▶ **What to work on**:
Output every entry exactly, from the first line to the last.

------------------------------------

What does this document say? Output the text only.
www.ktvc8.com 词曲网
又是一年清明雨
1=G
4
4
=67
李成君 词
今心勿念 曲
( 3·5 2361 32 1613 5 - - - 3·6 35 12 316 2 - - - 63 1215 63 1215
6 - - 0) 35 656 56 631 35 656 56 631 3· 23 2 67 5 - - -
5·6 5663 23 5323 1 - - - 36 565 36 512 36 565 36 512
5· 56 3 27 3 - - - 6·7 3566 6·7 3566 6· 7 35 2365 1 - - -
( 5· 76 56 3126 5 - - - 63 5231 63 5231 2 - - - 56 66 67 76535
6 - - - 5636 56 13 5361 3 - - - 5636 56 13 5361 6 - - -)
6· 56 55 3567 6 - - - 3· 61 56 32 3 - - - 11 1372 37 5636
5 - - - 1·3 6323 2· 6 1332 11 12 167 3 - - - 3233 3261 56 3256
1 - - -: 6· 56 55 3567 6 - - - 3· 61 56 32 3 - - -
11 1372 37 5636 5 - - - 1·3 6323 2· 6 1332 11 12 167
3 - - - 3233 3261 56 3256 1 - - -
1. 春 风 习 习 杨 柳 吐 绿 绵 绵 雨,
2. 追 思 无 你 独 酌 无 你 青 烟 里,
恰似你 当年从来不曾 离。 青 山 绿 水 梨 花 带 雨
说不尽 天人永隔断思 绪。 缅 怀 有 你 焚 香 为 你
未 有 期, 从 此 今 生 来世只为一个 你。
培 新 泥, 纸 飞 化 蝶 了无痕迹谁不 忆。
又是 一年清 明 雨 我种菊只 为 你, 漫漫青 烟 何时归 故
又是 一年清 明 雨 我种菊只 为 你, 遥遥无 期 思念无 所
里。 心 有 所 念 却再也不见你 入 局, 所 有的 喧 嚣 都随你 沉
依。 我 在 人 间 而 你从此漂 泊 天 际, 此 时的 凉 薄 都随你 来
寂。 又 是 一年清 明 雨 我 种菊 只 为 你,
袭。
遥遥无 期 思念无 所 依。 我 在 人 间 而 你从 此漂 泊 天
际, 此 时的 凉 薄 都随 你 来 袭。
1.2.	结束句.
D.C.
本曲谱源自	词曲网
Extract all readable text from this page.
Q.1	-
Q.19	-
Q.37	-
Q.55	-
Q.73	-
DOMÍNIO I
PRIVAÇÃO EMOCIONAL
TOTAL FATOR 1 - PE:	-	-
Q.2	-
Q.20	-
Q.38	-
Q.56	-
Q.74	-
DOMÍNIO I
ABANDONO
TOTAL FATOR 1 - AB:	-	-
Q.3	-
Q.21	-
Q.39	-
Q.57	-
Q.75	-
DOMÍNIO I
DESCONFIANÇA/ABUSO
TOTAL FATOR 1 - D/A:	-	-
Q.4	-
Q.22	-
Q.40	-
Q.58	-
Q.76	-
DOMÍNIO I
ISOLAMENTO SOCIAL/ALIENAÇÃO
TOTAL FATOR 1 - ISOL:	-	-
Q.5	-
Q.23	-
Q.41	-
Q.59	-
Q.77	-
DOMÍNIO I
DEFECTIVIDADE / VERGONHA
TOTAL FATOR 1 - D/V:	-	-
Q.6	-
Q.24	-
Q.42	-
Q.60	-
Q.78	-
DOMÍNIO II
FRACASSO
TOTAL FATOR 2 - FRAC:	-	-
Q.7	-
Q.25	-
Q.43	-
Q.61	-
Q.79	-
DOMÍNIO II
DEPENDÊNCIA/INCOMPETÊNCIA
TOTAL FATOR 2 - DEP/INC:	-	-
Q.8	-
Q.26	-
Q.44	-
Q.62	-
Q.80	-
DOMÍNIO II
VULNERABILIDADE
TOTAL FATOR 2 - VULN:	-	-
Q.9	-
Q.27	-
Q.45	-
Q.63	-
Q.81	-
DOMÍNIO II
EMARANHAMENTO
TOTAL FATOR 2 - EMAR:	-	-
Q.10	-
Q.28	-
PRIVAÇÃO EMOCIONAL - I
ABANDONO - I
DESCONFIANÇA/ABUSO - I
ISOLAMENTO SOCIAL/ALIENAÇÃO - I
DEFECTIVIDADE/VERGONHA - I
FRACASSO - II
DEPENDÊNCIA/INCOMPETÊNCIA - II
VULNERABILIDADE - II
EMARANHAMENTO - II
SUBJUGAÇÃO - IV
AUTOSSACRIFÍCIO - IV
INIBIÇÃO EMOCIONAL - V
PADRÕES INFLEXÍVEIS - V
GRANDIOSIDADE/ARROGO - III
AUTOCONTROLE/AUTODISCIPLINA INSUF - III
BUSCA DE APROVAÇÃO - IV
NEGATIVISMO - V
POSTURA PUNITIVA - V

------------------------------------

▶ **Answer to this problem**:
What does this document say? Output the text only.
www.ktvc8.com 词曲网
又是一年清明雨
1=G
4
4
=67
李成君 词
今心勿念 曲
( 3·5 2361 32 1613 5 - - - 3·6 35 12 316 2 - - - 63 1215 63 1215
6 - - 0) 35 656 56 631 35 656 56 631 3· 23 2 67 5 - - -
5·6 5663 23 5323 1 - - - 36 565 36 512 36 565 36 512
5· 56 3 27 3 - - - 6·7 3566 6·7 3566 6· 7 35 2365 1 - - -
( 5· 76 56 3126 5 - - - 63 5231 63 5231 2 - - - 56 66 67 76535
6 - - - 5636 56 13 5361 3 - - - 5636 56 13 5361 6 - - -)
6· 56 55 3567 6 - - - 3· 61 56 32 3 - - - 11 1372 37 5636
5 - - - 1·3 6323 2· 6 1332 11 12 167 3 - - - 3233 3261 56 3256
1 - - -: 6· 56 55 3567 6 - - - 3· 61 56 32 3 - - -
11 1372 37 5636 5 - - - 1·3 6323 2· 6 1332 11 12 167
3 - - - 3233 3261 56 3256 1 - - -
1. 春 风 习 习 杨 柳 吐 绿 绵 绵 雨,
2. 追 思 无 你 独 酌 无 你 青 烟 里,
恰似你 当年从来不曾 离。 青 山 绿 水 梨 花 带 雨
说不尽 天人永隔断思 绪。 缅 怀 有 你 焚 香 为 你
未 有 期, 从 此 今 生 来世只为一个 你。
培 新 泥, 纸 飞 化 蝶 了无痕迹谁不 忆。
又是 一年清 明 雨 我种菊只 为 你, 漫漫青 烟 何时归 故
又是 一年清 明 雨 我种菊只 为 你, 遥遥无 期 思念无 所
里。 心 有 所 念 却再也不见你 入 局, 所 有的 喧 嚣 都随你 沉
依。 我 在 人 间 而 你从此漂 泊 天 际, 此 时的 凉 薄 都随你 来
寂。 又 是 一年清 明 雨 我 种菊 只 为 你,
袭。
遥遥无 期 思念无 所 依。 我 在 人 间 而 你从 此漂 泊 天
际, 此 时的 凉 薄 都随 你 来 袭。
1.2.	结束句.
D.C.
本曲谱源自	词曲网
Extract all readable text from this page.
Q.1	-
Q.19	-
Q.37	-
Q.55	-
Q.73	-
DOMÍNIO I
PRIVAÇÃO EMOCIONAL
TOTAL FATOR 1 - PE:	-	-
Q.2	-
Q.20	-
Q.38	-
Q.56	-
Q.74	-
DOMÍNIO I
ABANDONO
TOTAL FATOR 1 - AB:	-	-
Q.3	-
Q.21	-
Q.39	-
Q.57	-
Q.75	-
DOMÍNIO I
DESCONFIANÇA/ABUSO
TOTAL FATOR 1 - D/A:	-	-
Q.4	-
Q.22	-
Q.40	-
Q.58	-
Q.76	-
DOMÍNIO I
ISOLAMENTO SOCIAL/ALIENAÇÃO
TOTAL FATOR 1 - ISOL:	-	-
Q.5	-
Q.23	-
Q.41	-
Q.59	-
Q.77	-
DOMÍNIO I
DEFECTIVIDADE / VERGONHA
TOTAL FATOR 1 - D/V:	-	-
Q.6	-
Q.24	-
Q.42	-
Q.60	-
Q.78	-
DOMÍNIO II
FRACASSO
TOTAL FATOR 2 - FRAC:	-	-
Q.7	-
Q.25	-
Q.43	-
Q.61	-
Q.79	-
DOMÍNIO II
DEPENDÊNCIA/INCOMPETÊNCIA
TOTAL FATOR 2 - DEP/INC:	-	-
Q.8	-
Q.26	-
Q.44	-
Q.62	-
Q.80	-
DOMÍNIO II
VULNERABILIDADE
TOTAL FATOR 2 - VULN:	-	-
Q.9	-
Q.27	-
Q.45	-
Q.63	-
Q.81	-
DOMÍNIO II
EMARANHAMENTO
TOTAL FATOR 2 - EMAR:	-	-
Q.10	-
Q.28	-
PRIVAÇÃO EMOCIONAL - I
ABANDONO - I
DESCONFIANÇA/ABUSO - I
ISOLAMENTO SOCIAL/ALIENAÇÃO - I
DEFECTIVIDADE/VERGONHA - I
FRACASSO - II
DEPENDÊNCIA/INCOMPETÊNCIA - II
VULNERABILIDADE - II
EMARANHAMENTO - II
SUBJUGAÇÃO - IV
AUTOSSACRIFÍCIO - IV
INIBIÇÃO EMOCIONAL - V
PADRÕES INFLEXÍVEIS - V
GRANDIOSIDADE/ARROGO - III
AUTOCONTROLE/AUTODISCIPLINA INSUF - III
BUSCA DE APROVAÇÃO - IV
NEGATIVISMO - V
POSTURA PUNITIVA - V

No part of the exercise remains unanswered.